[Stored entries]
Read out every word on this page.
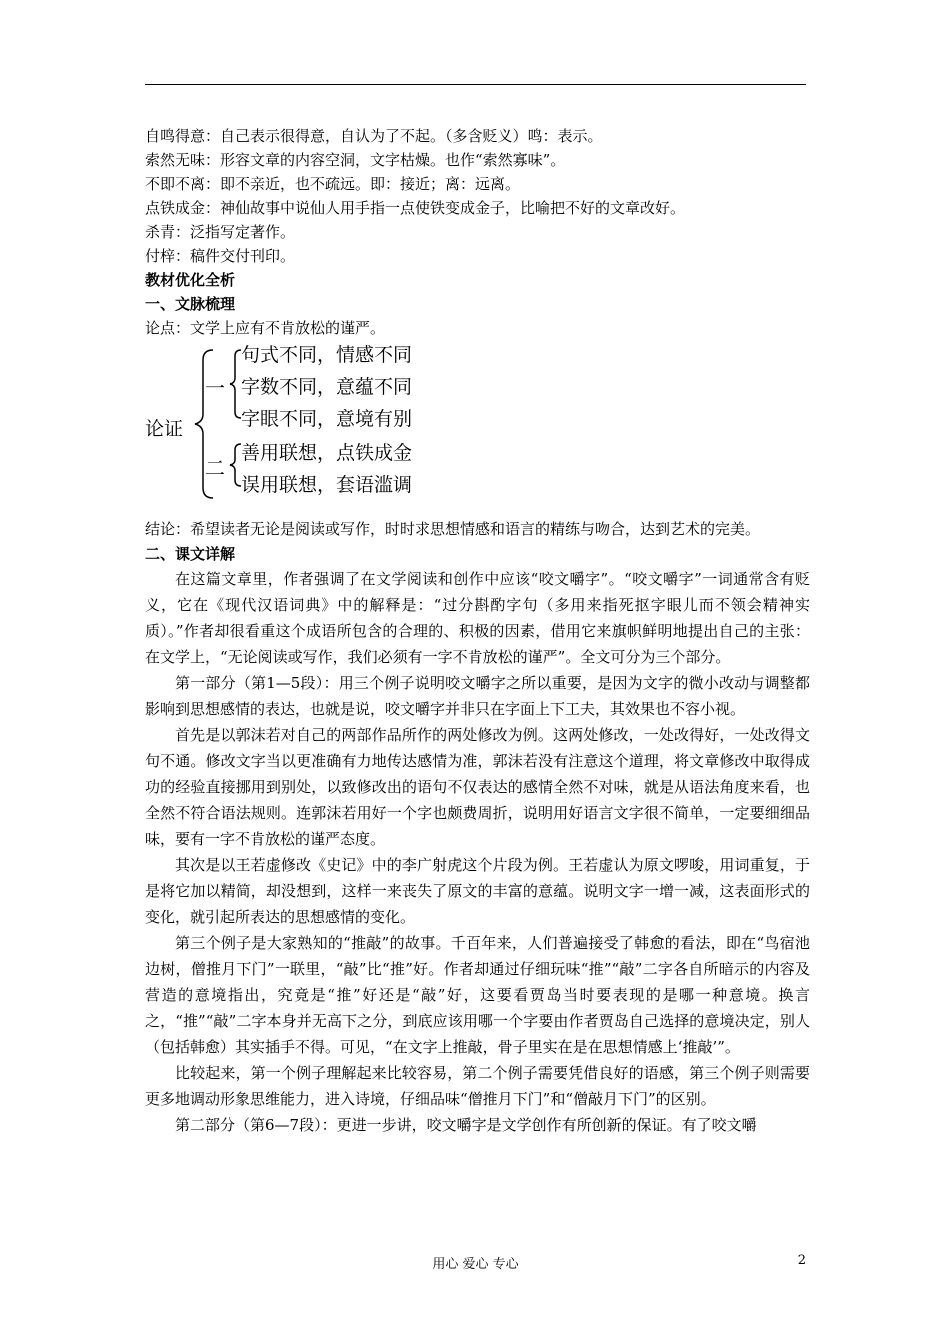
自鸣得意：自己表示很得意，自认为了不起。（多含贬义）鸣：表示。
索然无味：形容文章的内容空洞，文字枯燥。也作“索然寡味”。
不即不离：即不亲近，也不疏远。即：接近；离：远离。
点铁成金：神仙故事中说仙人用手指一点使铁变成金子，比喻把不好的文章改好。
杀青：泛指写定著作。
付梓：稿件交付刊印。
教材优化全析
一、文脉梳理
论点：文学上应有不肯放松的谨严。
论证
一
二
句式不同，情感不同
字数不同，意蕴不同
字眼不同，意境有别
善用联想，点铁成金
误用联想，套语滥调
结论：希望读者无论是阅读或写作，时时求思想情感和语言的精练与吻合，达到艺术的完美。
二、课文详解

在这篇文章里，作者强调了在文学阅读和创作中应该“咬文嚼字”。“咬文嚼字”一词通常含有贬义，它在《现代汉语词典》中的解释是：“过分斟酌字句（多用来指死抠字眼儿而不领会精神实质）。”作者却很看重这个成语所包含的合理的、积极的因素，借用它来旗帜鲜明地提出自己的主张：在文学上，“无论阅读或写作，我们必须有一字不肯放松的谨严”。全文可分为三个部分。

第一部分（第1—5段）：用三个例子说明咬文嚼字之所以重要，是因为文字的微小改动与调整都影响到思想感情的表达，也就是说，咬文嚼字并非只在字面上下工夫，其效果也不容小视。

首先是以郭沫若对自己的两部作品所作的两处修改为例。这两处修改，一处改得好，一处改得文句不通。修改文字当以更准确有力地传达感情为准，郭沫若没有注意这个道理，将文章修改中取得成功的经验直接挪用到别处，以致修改出的语句不仅表达的感情全然不对味，就是从语法角度来看，也全然不符合语法规则。连郭沫若用好一个字也颇费周折，说明用好语言文字很不简单，一定要细细品味，要有一字不肯放松的谨严态度。

其次是以王若虚修改《史记》中的李广射虎这个片段为例。王若虚认为原文啰唆，用词重复，于是将它加以精简，却没想到，这样一来丧失了原文的丰富的意蕴。说明文字一增一减，这表面形式的变化，就引起所表达的思想感情的变化。

第三个例子是大家熟知的“推敲”的故事。千百年来，人们普遍接受了韩愈的看法，即在“鸟宿池边树，僧推月下门”一联里，“敲”比“推”好。作者却通过仔细玩味“推”“敲”二字各自所暗示的内容及营造的意境指出，究竟是“推”好还是“敲”好，这要看贾岛当时要表现的是哪一种意境。换言之，“推”“敲”二字本身并无高下之分，到底应该用哪一个字要由作者贾岛自己选择的意境决定，别人（包括韩愈）其实插手不得。可见，“在文字上推敲，骨子里实在是在思想情感上‘推敲’”。

比较起来，第一个例子理解起来比较容易，第二个例子需要凭借良好的语感，第三个例子则需要更多地调动形象思维能力，进入诗境，仔细品味“僧推月下门”和“僧敲月下门”的区别。

第二部分（第6—7段）：更进一步讲，咬文嚼字是文学创作有所创新的保证。有了咬文嚼

用心 爱心 专心	2
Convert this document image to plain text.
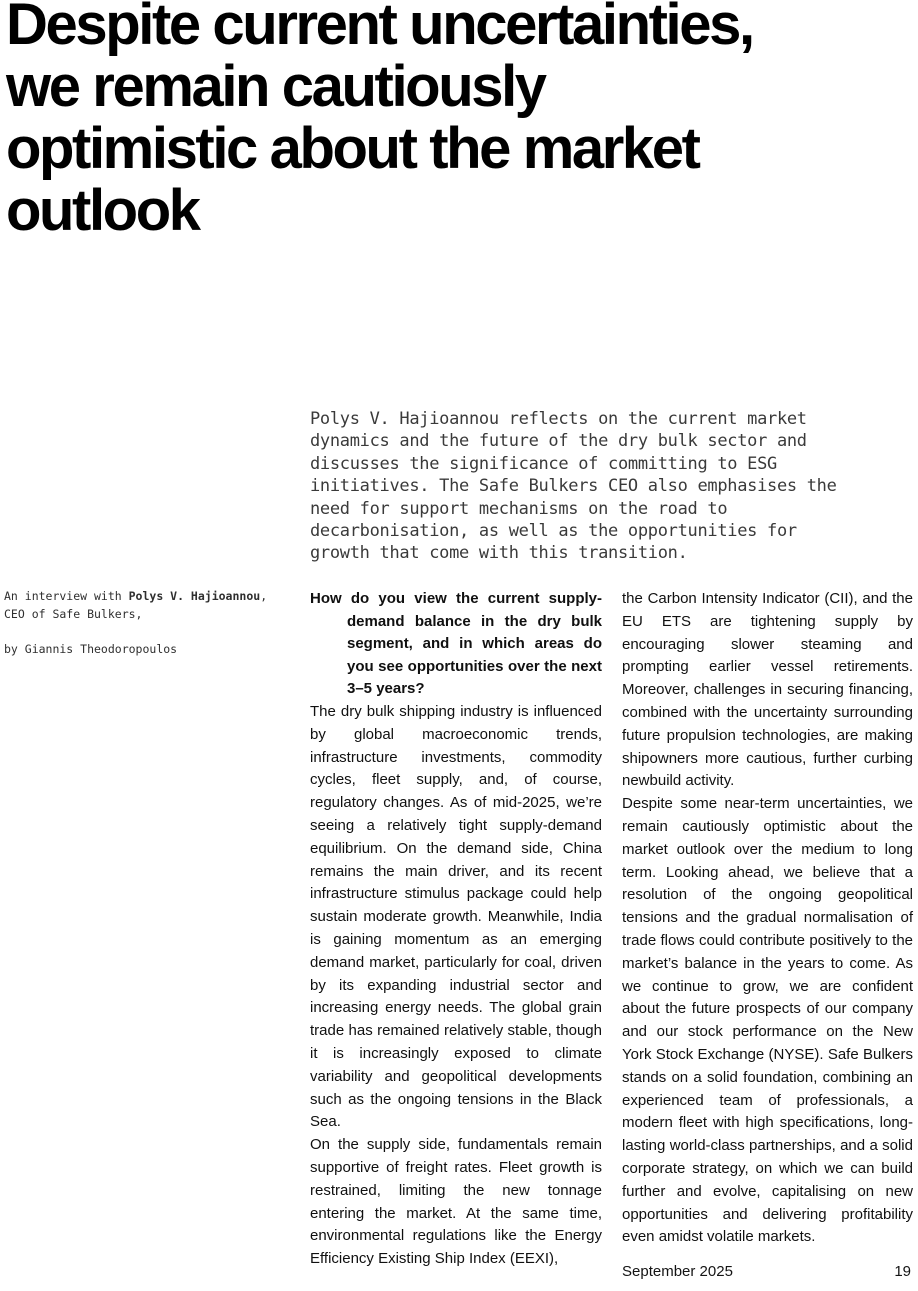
Despite current uncertainties,
we remain cautiously
optimistic about the market
outlook

Polys V. Hajioannou reflects on the current market dynamics and the future of the dry bulk sector and discusses the significance of committing to ESG initiatives. The Safe Bulkers CEO also emphasises the need for support mechanisms on the road to decarbonisation, as well as the opportunities for growth that come with this transition.

An interview with Polys V. Hajioannou,
CEO of Safe Bulkers,
by Giannis Theodoropoulos

How do you view the current supply-demand balance in the dry bulk segment, and in which areas do you see opportunities over the next 3–5 years?

The dry bulk shipping industry is influenced by global macroeconomic trends, infrastructure investments, commodity cycles, fleet supply, and, of course, regulatory changes. As of mid-2025, we’re seeing a relatively tight supply-demand equilibrium. On the demand side, China remains the main driver, and its recent infrastructure stimulus package could help sustain moderate growth. Meanwhile, India is gaining momentum as an emerging demand market, particularly for coal, driven by its expanding industrial sector and increasing energy needs. The global grain trade has remained relatively stable, though it is increasingly exposed to climate variability and geopolitical developments such as the ongoing tensions in the Black Sea.

On the supply side, fundamentals remain supportive of freight rates. Fleet growth is restrained, limiting the new tonnage entering the market. At the same time, environmental regulations like the Energy Efficiency Existing Ship Index (EEXI),

the Carbon Intensity Indicator (CII), and the EU ETS are tightening supply by encouraging slower steaming and prompting earlier vessel retirements. Moreover, challenges in securing financing, combined with the uncertainty surrounding future propulsion technologies, are making shipowners more cautious, further curbing newbuild activity.

Despite some near-term uncertainties, we remain cautiously optimistic about the market outlook over the medium to long term. Looking ahead, we believe that a resolution of the ongoing geopolitical tensions and the gradual normalisation of trade flows could contribute positively to the market’s balance in the years to come. As we continue to grow, we are confident about the future prospects of our company and our stock performance on the New York Stock Exchange (NYSE). Safe Bulkers stands on a solid foundation, combining an experienced team of professionals, a modern fleet with high specifications, long-lasting world-class partnerships, and a solid corporate strategy, on which we can build further and evolve, capitalising on new opportunities and delivering profitability even amidst volatile markets.

September 2025	19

• Given problem
Check each line above for the string "点铁成金" and show the ones that have it.

• Written answer
点铁成金：神仙故事中说仙人用手指一点使铁变成金子，比喻把不好的文章改好。
善用联想，点铁成金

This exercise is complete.